■ **AIM OF THE EXERCISE**: Copy everything in the data below exactly except the pictures.

[start of RECORDED INFORMATION]

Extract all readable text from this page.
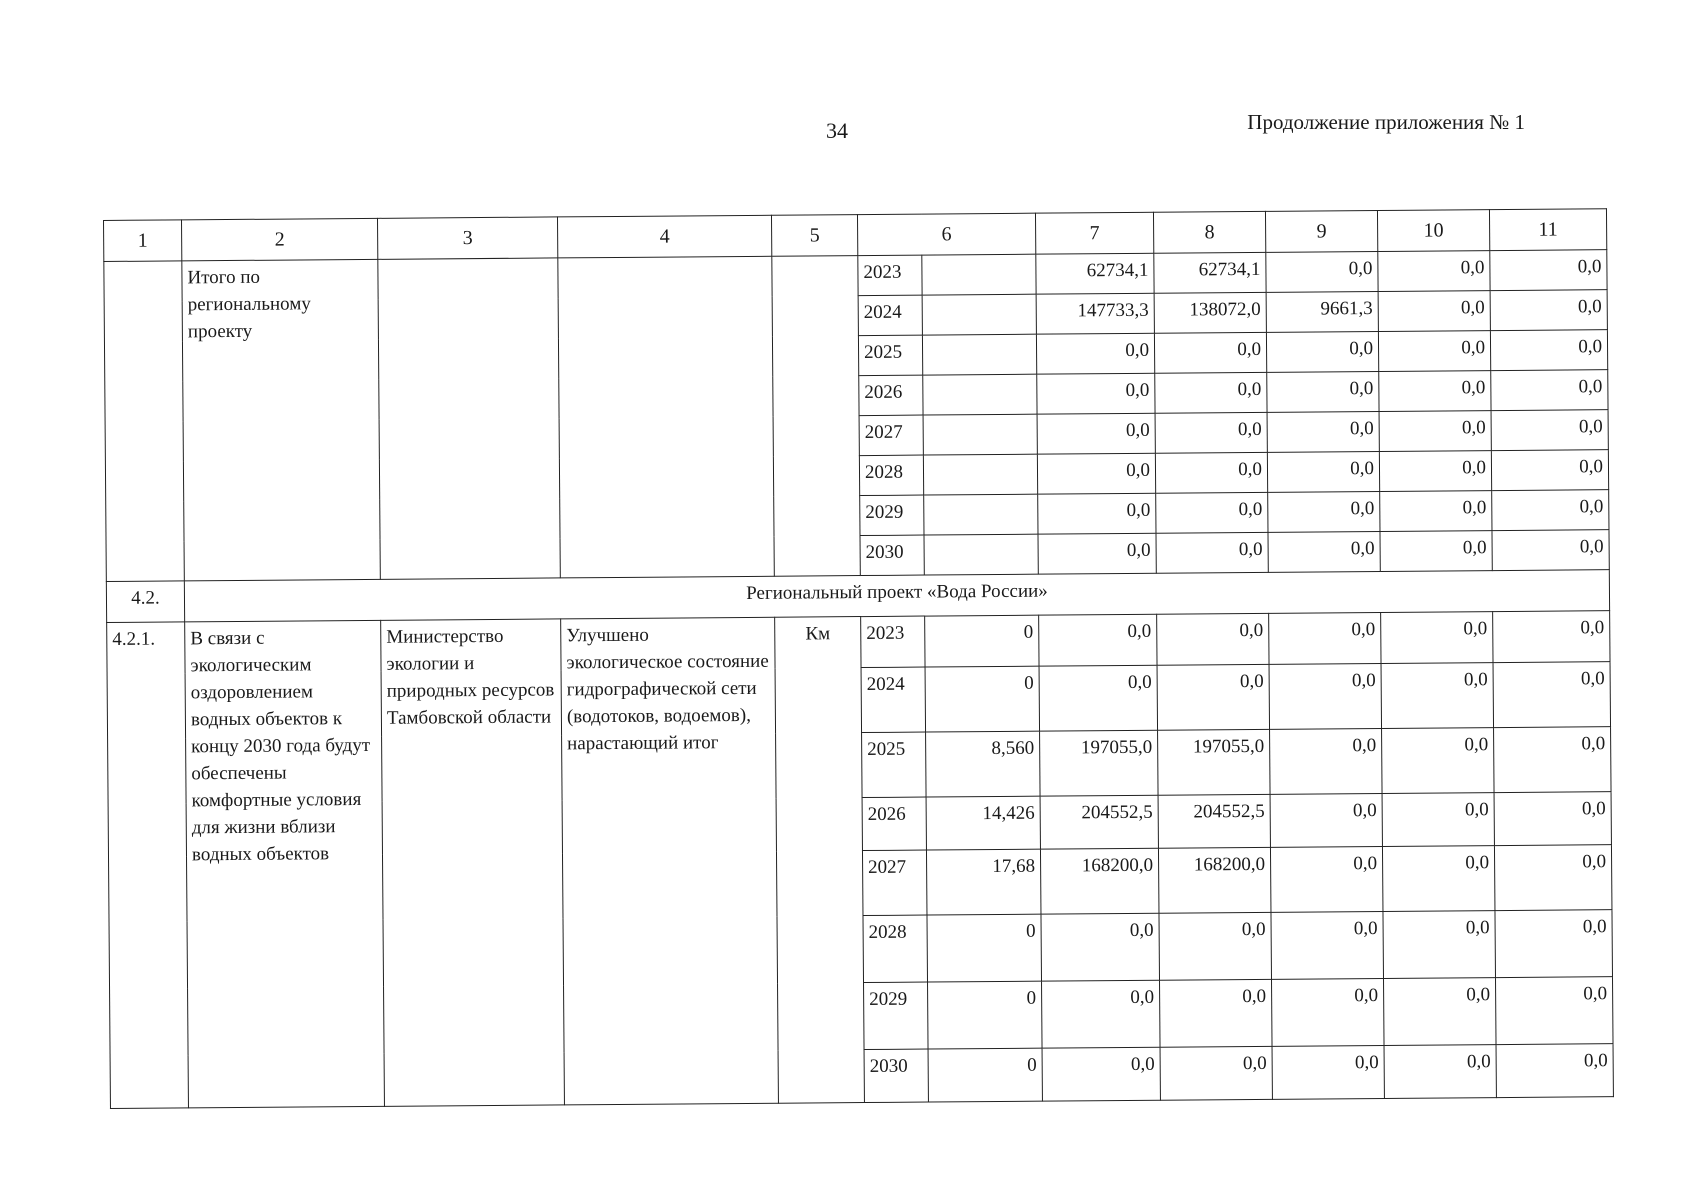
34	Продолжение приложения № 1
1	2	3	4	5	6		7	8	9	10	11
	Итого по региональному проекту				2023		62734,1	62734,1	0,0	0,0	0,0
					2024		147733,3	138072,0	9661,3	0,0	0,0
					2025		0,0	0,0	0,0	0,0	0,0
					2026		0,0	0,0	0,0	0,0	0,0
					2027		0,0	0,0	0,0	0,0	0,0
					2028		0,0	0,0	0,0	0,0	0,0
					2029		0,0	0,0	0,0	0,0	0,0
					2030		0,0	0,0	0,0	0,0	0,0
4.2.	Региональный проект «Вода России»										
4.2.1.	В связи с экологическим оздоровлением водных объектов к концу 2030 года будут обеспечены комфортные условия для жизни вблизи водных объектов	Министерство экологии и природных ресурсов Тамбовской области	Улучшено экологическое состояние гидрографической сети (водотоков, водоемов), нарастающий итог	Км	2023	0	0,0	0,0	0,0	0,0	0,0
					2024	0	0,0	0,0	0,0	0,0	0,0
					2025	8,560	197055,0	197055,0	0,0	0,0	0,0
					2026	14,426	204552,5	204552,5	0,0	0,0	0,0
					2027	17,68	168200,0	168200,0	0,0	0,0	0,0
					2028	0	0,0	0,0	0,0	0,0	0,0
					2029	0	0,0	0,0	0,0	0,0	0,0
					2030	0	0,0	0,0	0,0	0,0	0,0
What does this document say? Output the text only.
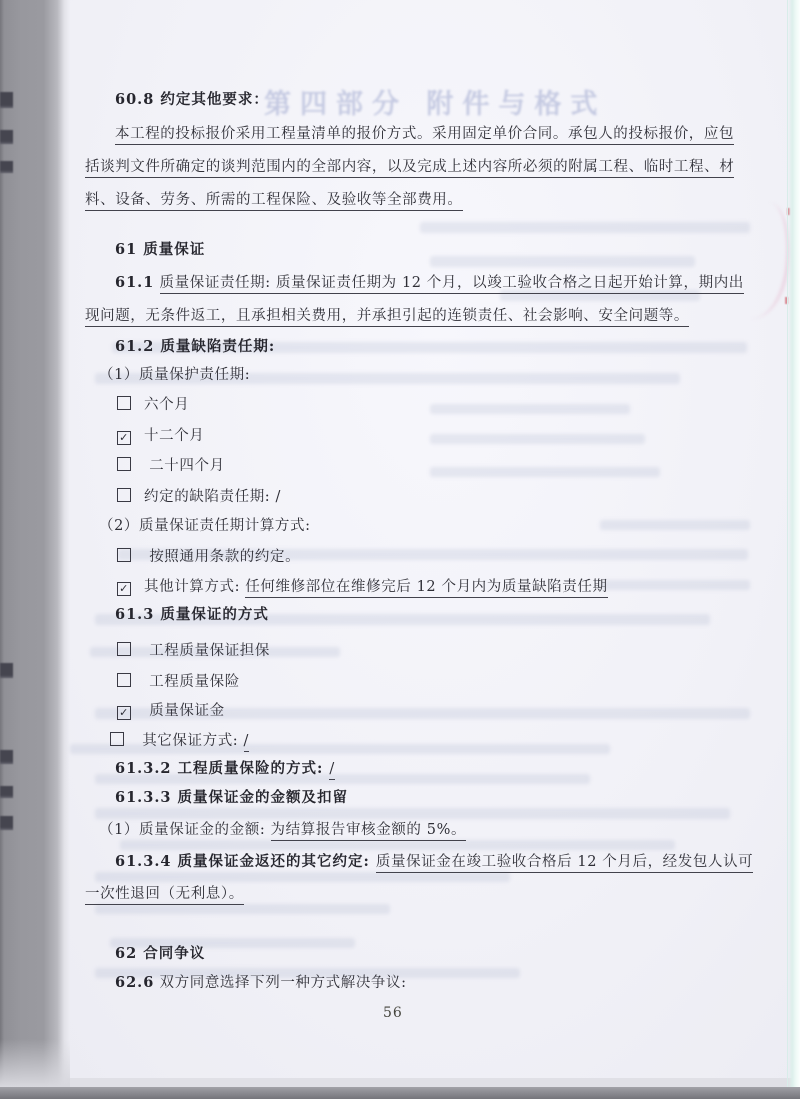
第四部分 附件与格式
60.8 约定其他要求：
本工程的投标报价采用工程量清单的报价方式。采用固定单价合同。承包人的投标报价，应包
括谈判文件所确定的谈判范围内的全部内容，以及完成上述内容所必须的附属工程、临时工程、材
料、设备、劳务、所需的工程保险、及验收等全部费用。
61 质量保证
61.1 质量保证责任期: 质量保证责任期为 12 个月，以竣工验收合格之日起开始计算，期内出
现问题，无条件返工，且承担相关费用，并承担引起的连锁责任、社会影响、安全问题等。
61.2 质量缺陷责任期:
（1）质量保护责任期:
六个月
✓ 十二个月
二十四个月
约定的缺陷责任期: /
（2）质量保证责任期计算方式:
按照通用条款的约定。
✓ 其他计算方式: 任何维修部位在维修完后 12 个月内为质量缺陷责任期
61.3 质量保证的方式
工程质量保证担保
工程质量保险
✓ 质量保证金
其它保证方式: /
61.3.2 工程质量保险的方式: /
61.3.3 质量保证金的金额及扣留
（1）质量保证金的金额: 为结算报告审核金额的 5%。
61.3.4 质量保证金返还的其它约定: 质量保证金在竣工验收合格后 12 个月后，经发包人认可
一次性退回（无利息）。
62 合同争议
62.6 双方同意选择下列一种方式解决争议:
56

[end of RECORDED INFORMATION]

■ **EXERCISE RESPONSE**:
Extract all readable text from this page.
34	Продолжение приложения № 1
1	2	3	4	5	6		7	8	9	10	11
	Итого по региональному проекту				2023		62734,1	62734,1	0,0	0,0	0,0
					2024		147733,3	138072,0	9661,3	0,0	0,0
					2025		0,0	0,0	0,0	0,0	0,0
					2026		0,0	0,0	0,0	0,0	0,0
					2027		0,0	0,0	0,0	0,0	0,0
					2028		0,0	0,0	0,0	0,0	0,0
					2029		0,0	0,0	0,0	0,0	0,0
					2030		0,0	0,0	0,0	0,0	0,0
4.2.	Региональный проект «Вода России»										
4.2.1.	В связи с экологическим оздоровлением водных объектов к концу 2030 года будут обеспечены комфортные условия для жизни вблизи водных объектов	Министерство экологии и природных ресурсов Тамбовской области	Улучшено экологическое состояние гидрографической сети (водотоков, водоемов), нарастающий итог	Км	2023	0	0,0	0,0	0,0	0,0	0,0
					2024	0	0,0	0,0	0,0	0,0	0,0
					2025	8,560	197055,0	197055,0	0,0	0,0	0,0
					2026	14,426	204552,5	204552,5	0,0	0,0	0,0
					2027	17,68	168200,0	168200,0	0,0	0,0	0,0
					2028	0	0,0	0,0	0,0	0,0	0,0
					2029	0	0,0	0,0	0,0	0,0	0,0
					2030	0	0,0	0,0	0,0	0,0	0,0
What does this document say? Output the text only.
第四部分 附件与格式
60.8 约定其他要求：
本工程的投标报价采用工程量清单的报价方式。采用固定单价合同。承包人的投标报价，应包
括谈判文件所确定的谈判范围内的全部内容，以及完成上述内容所必须的附属工程、临时工程、材
料、设备、劳务、所需的工程保险、及验收等全部费用。
61 质量保证
61.1 质量保证责任期: 质量保证责任期为 12 个月，以竣工验收合格之日起开始计算，期内出
现问题，无条件返工，且承担相关费用，并承担引起的连锁责任、社会影响、安全问题等。
61.2 质量缺陷责任期:
（1）质量保护责任期:
六个月
✓ 十二个月
二十四个月
约定的缺陷责任期: /
（2）质量保证责任期计算方式:
按照通用条款的约定。
✓ 其他计算方式: 任何维修部位在维修完后 12 个月内为质量缺陷责任期
61.3 质量保证的方式
工程质量保证担保
工程质量保险
✓ 质量保证金
其它保证方式: /
61.3.2 工程质量保险的方式: /
61.3.3 质量保证金的金额及扣留
（1）质量保证金的金额: 为结算报告审核金额的 5%。
61.3.4 质量保证金返还的其它约定: 质量保证金在竣工验收合格后 12 个月后，经发包人认可
一次性退回（无利息）。
62 合同争议
62.6 双方同意选择下列一种方式解决争议:
56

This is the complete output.